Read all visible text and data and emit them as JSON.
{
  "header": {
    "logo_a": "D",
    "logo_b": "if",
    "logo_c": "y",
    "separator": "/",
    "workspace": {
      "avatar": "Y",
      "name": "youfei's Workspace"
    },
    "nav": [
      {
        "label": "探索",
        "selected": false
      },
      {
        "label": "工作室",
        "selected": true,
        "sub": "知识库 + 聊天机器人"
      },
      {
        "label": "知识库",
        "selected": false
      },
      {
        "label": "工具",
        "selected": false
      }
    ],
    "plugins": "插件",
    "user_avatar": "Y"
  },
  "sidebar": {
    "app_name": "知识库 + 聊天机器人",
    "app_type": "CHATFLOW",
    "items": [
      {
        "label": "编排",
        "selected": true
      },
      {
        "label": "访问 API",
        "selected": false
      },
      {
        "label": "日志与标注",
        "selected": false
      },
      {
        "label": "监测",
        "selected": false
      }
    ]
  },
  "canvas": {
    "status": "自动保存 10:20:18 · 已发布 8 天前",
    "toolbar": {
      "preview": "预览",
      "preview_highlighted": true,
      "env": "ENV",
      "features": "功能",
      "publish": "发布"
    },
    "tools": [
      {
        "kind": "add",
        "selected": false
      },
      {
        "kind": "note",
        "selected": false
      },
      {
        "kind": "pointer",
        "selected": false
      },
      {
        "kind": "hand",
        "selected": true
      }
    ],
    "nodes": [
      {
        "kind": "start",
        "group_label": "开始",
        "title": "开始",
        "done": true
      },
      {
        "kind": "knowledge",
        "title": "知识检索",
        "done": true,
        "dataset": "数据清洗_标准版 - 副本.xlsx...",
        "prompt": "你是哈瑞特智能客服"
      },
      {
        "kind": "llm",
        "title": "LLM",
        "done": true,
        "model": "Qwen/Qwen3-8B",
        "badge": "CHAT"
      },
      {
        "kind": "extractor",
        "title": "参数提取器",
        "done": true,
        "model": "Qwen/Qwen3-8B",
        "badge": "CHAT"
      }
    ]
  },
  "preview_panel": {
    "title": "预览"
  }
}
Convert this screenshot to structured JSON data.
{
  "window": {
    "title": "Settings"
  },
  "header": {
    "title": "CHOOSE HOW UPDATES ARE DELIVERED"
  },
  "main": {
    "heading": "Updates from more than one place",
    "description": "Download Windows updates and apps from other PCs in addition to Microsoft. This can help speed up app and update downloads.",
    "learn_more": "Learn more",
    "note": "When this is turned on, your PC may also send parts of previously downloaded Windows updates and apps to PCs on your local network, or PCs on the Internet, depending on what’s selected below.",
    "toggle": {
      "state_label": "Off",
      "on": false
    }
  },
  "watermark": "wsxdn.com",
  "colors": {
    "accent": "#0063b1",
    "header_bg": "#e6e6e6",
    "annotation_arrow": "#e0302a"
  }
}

▶ [EXERCISE REQUIREMENTS]: Set down the material above again, word for word.

▶ [EXPECTED ANSWER]:
Read all visible text and data and emit them as JSON.
{
  "header": {
    "logo_a": "D",
    "logo_b": "if",
    "logo_c": "y",
    "separator": "/",
    "workspace": {
      "avatar": "Y",
      "name": "youfei's Workspace"
    },
    "nav": [
      {
        "label": "探索",
        "selected": false
      },
      {
        "label": "工作室",
        "selected": true,
        "sub": "知识库 + 聊天机器人"
      },
      {
        "label": "知识库",
        "selected": false
      },
      {
        "label": "工具",
        "selected": false
      }
    ],
    "plugins": "插件",
    "user_avatar": "Y"
  },
  "sidebar": {
    "app_name": "知识库 + 聊天机器人",
    "app_type": "CHATFLOW",
    "items": [
      {
        "label": "编排",
        "selected": true
      },
      {
        "label": "访问 API",
        "selected": false
      },
      {
        "label": "日志与标注",
        "selected": false
      },
      {
        "label": "监测",
        "selected": false
      }
    ]
  },
  "canvas": {
    "status": "自动保存 10:20:18 · 已发布 8 天前",
    "toolbar": {
      "preview": "预览",
      "preview_highlighted": true,
      "env": "ENV",
      "features": "功能",
      "publish": "发布"
    },
    "tools": [
      {
        "kind": "add",
        "selected": false
      },
      {
        "kind": "note",
        "selected": false
      },
      {
        "kind": "pointer",
        "selected": false
      },
      {
        "kind": "hand",
        "selected": true
      }
    ],
    "nodes": [
      {
        "kind": "start",
        "group_label": "开始",
        "title": "开始",
        "done": true
      },
      {
        "kind": "knowledge",
        "title": "知识检索",
        "done": true,
        "dataset": "数据清洗_标准版 - 副本.xlsx...",
        "prompt": "你是哈瑞特智能客服"
      },
      {
        "kind": "llm",
        "title": "LLM",
        "done": true,
        "model": "Qwen/Qwen3-8B",
        "badge": "CHAT"
      },
      {
        "kind": "extractor",
        "title": "参数提取器",
        "done": true,
        "model": "Qwen/Qwen3-8B",
        "badge": "CHAT"
      }
    ]
  },
  "preview_panel": {
    "title": "预览"
  }
}
Convert this screenshot to structured JSON data.
{
  "window": {
    "title": "Settings"
  },
  "header": {
    "title": "CHOOSE HOW UPDATES ARE DELIVERED"
  },
  "main": {
    "heading": "Updates from more than one place",
    "description": "Download Windows updates and apps from other PCs in addition to Microsoft. This can help speed up app and update downloads.",
    "learn_more": "Learn more",
    "note": "When this is turned on, your PC may also send parts of previously downloaded Windows updates and apps to PCs on your local network, or PCs on the Internet, depending on what’s selected below.",
    "toggle": {
      "state_label": "Off",
      "on": false
    }
  },
  "watermark": "wsxdn.com",
  "colors": {
    "accent": "#0063b1",
    "header_bg": "#e6e6e6",
    "annotation_arrow": "#e0302a"
  }
}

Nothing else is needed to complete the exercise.